> **Work to do**:
The records below are to be quoted in full; please keep every word exact.

[Figure record extracts]
========================
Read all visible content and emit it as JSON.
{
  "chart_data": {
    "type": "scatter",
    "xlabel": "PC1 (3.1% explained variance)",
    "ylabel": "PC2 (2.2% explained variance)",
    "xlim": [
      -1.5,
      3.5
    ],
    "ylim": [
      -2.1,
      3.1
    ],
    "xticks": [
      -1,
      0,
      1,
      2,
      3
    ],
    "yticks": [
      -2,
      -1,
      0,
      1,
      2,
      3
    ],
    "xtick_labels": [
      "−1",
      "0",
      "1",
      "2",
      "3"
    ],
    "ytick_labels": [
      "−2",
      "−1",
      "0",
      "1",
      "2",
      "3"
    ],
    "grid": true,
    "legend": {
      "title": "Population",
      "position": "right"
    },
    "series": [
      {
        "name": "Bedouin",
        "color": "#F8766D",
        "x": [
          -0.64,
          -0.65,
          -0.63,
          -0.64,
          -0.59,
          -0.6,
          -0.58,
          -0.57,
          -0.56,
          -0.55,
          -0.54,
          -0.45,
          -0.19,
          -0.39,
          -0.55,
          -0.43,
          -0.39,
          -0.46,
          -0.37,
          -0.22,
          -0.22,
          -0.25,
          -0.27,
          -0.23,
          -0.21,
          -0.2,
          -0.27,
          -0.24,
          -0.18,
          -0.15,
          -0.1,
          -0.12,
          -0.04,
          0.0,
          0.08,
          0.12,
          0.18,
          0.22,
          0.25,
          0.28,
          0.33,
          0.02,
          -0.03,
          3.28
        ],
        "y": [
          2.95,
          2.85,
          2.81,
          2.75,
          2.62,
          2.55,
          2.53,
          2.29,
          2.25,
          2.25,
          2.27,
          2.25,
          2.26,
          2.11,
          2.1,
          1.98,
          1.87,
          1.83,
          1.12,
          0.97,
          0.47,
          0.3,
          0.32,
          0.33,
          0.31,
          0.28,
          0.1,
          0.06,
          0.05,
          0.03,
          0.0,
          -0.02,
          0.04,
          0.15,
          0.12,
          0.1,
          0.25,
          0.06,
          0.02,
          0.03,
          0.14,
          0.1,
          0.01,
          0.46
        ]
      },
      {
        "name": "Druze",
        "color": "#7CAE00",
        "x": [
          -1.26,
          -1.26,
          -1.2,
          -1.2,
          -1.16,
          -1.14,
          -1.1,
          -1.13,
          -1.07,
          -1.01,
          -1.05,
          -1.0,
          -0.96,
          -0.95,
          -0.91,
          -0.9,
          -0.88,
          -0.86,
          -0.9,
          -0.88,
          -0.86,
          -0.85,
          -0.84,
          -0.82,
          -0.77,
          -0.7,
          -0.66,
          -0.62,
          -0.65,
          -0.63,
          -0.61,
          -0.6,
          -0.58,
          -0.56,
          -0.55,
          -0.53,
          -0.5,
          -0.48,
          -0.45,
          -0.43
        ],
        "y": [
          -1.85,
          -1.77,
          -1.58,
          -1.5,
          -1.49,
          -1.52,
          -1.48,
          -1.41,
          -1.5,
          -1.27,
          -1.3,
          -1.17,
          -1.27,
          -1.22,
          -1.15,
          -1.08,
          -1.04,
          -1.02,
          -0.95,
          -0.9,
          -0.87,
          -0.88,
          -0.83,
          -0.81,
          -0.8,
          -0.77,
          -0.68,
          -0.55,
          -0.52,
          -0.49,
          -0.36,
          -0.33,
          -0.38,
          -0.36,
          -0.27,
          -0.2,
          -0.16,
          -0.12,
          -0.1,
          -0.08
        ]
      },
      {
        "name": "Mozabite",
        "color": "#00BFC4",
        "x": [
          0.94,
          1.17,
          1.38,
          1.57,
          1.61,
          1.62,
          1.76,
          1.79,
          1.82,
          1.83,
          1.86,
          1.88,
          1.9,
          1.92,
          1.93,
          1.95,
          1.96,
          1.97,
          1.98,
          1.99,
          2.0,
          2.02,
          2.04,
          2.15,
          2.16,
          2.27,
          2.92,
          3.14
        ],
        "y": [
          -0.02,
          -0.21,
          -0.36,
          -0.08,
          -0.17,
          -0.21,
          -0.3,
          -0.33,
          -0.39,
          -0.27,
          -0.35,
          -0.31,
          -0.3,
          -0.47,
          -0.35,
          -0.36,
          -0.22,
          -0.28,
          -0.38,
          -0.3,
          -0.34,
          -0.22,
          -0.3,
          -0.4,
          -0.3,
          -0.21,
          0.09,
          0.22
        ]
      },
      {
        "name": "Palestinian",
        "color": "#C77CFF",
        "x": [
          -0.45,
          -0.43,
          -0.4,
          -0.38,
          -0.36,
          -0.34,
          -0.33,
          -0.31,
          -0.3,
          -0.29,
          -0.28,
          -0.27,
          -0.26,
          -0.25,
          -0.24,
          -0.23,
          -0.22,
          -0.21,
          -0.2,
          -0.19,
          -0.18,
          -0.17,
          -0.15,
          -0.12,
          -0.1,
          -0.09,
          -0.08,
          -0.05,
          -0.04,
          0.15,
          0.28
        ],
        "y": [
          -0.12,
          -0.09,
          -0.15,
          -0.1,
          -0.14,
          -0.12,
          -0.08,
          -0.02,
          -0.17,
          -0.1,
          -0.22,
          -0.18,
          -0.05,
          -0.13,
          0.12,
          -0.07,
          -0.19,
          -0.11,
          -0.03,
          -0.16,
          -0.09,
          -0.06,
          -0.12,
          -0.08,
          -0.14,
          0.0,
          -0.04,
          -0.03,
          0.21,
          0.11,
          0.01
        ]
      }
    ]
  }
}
========================
> **Response for this exercise**:
Read all visible content and emit it as JSON.
{
  "chart_data": {
    "type": "scatter",
    "xlabel": "PC1 (3.1% explained variance)",
    "ylabel": "PC2 (2.2% explained variance)",
    "xlim": [
      -1.5,
      3.5
    ],
    "ylim": [
      -2.1,
      3.1
    ],
    "xticks": [
      -1,
      0,
      1,
      2,
      3
    ],
    "yticks": [
      -2,
      -1,
      0,
      1,
      2,
      3
    ],
    "xtick_labels": [
      "−1",
      "0",
      "1",
      "2",
      "3"
    ],
    "ytick_labels": [
      "−2",
      "−1",
      "0",
      "1",
      "2",
      "3"
    ],
    "grid": true,
    "legend": {
      "title": "Population",
      "position": "right"
    },
    "series": [
      {
        "name": "Bedouin",
        "color": "#F8766D",
        "x": [
          -0.64,
          -0.65,
          -0.63,
          -0.64,
          -0.59,
          -0.6,
          -0.58,
          -0.57,
          -0.56,
          -0.55,
          -0.54,
          -0.45,
          -0.19,
          -0.39,
          -0.55,
          -0.43,
          -0.39,
          -0.46,
          -0.37,
          -0.22,
          -0.22,
          -0.25,
          -0.27,
          -0.23,
          -0.21,
          -0.2,
          -0.27,
          -0.24,
          -0.18,
          -0.15,
          -0.1,
          -0.12,
          -0.04,
          0.0,
          0.08,
          0.12,
          0.18,
          0.22,
          0.25,
          0.28,
          0.33,
          0.02,
          -0.03,
          3.28
        ],
        "y": [
          2.95,
          2.85,
          2.81,
          2.75,
          2.62,
          2.55,
          2.53,
          2.29,
          2.25,
          2.25,
          2.27,
          2.25,
          2.26,
          2.11,
          2.1,
          1.98,
          1.87,
          1.83,
          1.12,
          0.97,
          0.47,
          0.3,
          0.32,
          0.33,
          0.31,
          0.28,
          0.1,
          0.06,
          0.05,
          0.03,
          0.0,
          -0.02,
          0.04,
          0.15,
          0.12,
          0.1,
          0.25,
          0.06,
          0.02,
          0.03,
          0.14,
          0.1,
          0.01,
          0.46
        ]
      },
      {
        "name": "Druze",
        "color": "#7CAE00",
        "x": [
          -1.26,
          -1.26,
          -1.2,
          -1.2,
          -1.16,
          -1.14,
          -1.1,
          -1.13,
          -1.07,
          -1.01,
          -1.05,
          -1.0,
          -0.96,
          -0.95,
          -0.91,
          -0.9,
          -0.88,
          -0.86,
          -0.9,
          -0.88,
          -0.86,
          -0.85,
          -0.84,
          -0.82,
          -0.77,
          -0.7,
          -0.66,
          -0.62,
          -0.65,
          -0.63,
          -0.61,
          -0.6,
          -0.58,
          -0.56,
          -0.55,
          -0.53,
          -0.5,
          -0.48,
          -0.45,
          -0.43
        ],
        "y": [
          -1.85,
          -1.77,
          -1.58,
          -1.5,
          -1.49,
          -1.52,
          -1.48,
          -1.41,
          -1.5,
          -1.27,
          -1.3,
          -1.17,
          -1.27,
          -1.22,
          -1.15,
          -1.08,
          -1.04,
          -1.02,
          -0.95,
          -0.9,
          -0.87,
          -0.88,
          -0.83,
          -0.81,
          -0.8,
          -0.77,
          -0.68,
          -0.55,
          -0.52,
          -0.49,
          -0.36,
          -0.33,
          -0.38,
          -0.36,
          -0.27,
          -0.2,
          -0.16,
          -0.12,
          -0.1,
          -0.08
        ]
      },
      {
        "name": "Mozabite",
        "color": "#00BFC4",
        "x": [
          0.94,
          1.17,
          1.38,
          1.57,
          1.61,
          1.62,
          1.76,
          1.79,
          1.82,
          1.83,
          1.86,
          1.88,
          1.9,
          1.92,
          1.93,
          1.95,
          1.96,
          1.97,
          1.98,
          1.99,
          2.0,
          2.02,
          2.04,
          2.15,
          2.16,
          2.27,
          2.92,
          3.14
        ],
        "y": [
          -0.02,
          -0.21,
          -0.36,
          -0.08,
          -0.17,
          -0.21,
          -0.3,
          -0.33,
          -0.39,
          -0.27,
          -0.35,
          -0.31,
          -0.3,
          -0.47,
          -0.35,
          -0.36,
          -0.22,
          -0.28,
          -0.38,
          -0.3,
          -0.34,
          -0.22,
          -0.3,
          -0.4,
          -0.3,
          -0.21,
          0.09,
          0.22
        ]
      },
      {
        "name": "Palestinian",
        "color": "#C77CFF",
        "x": [
          -0.45,
          -0.43,
          -0.4,
          -0.38,
          -0.36,
          -0.34,
          -0.33,
          -0.31,
          -0.3,
          -0.29,
          -0.28,
          -0.27,
          -0.26,
          -0.25,
          -0.24,
          -0.23,
          -0.22,
          -0.21,
          -0.2,
          -0.19,
          -0.18,
          -0.17,
          -0.15,
          -0.12,
          -0.1,
          -0.09,
          -0.08,
          -0.05,
          -0.04,
          0.15,
          0.28
        ],
        "y": [
          -0.12,
          -0.09,
          -0.15,
          -0.1,
          -0.14,
          -0.12,
          -0.08,
          -0.02,
          -0.17,
          -0.1,
          -0.22,
          -0.18,
          -0.05,
          -0.13,
          0.12,
          -0.07,
          -0.19,
          -0.11,
          -0.03,
          -0.16,
          -0.09,
          -0.06,
          -0.12,
          -0.08,
          -0.14,
          0.0,
          -0.04,
          -0.03,
          0.21,
          0.11,
          0.01
        ]
      }
    ]
  }
}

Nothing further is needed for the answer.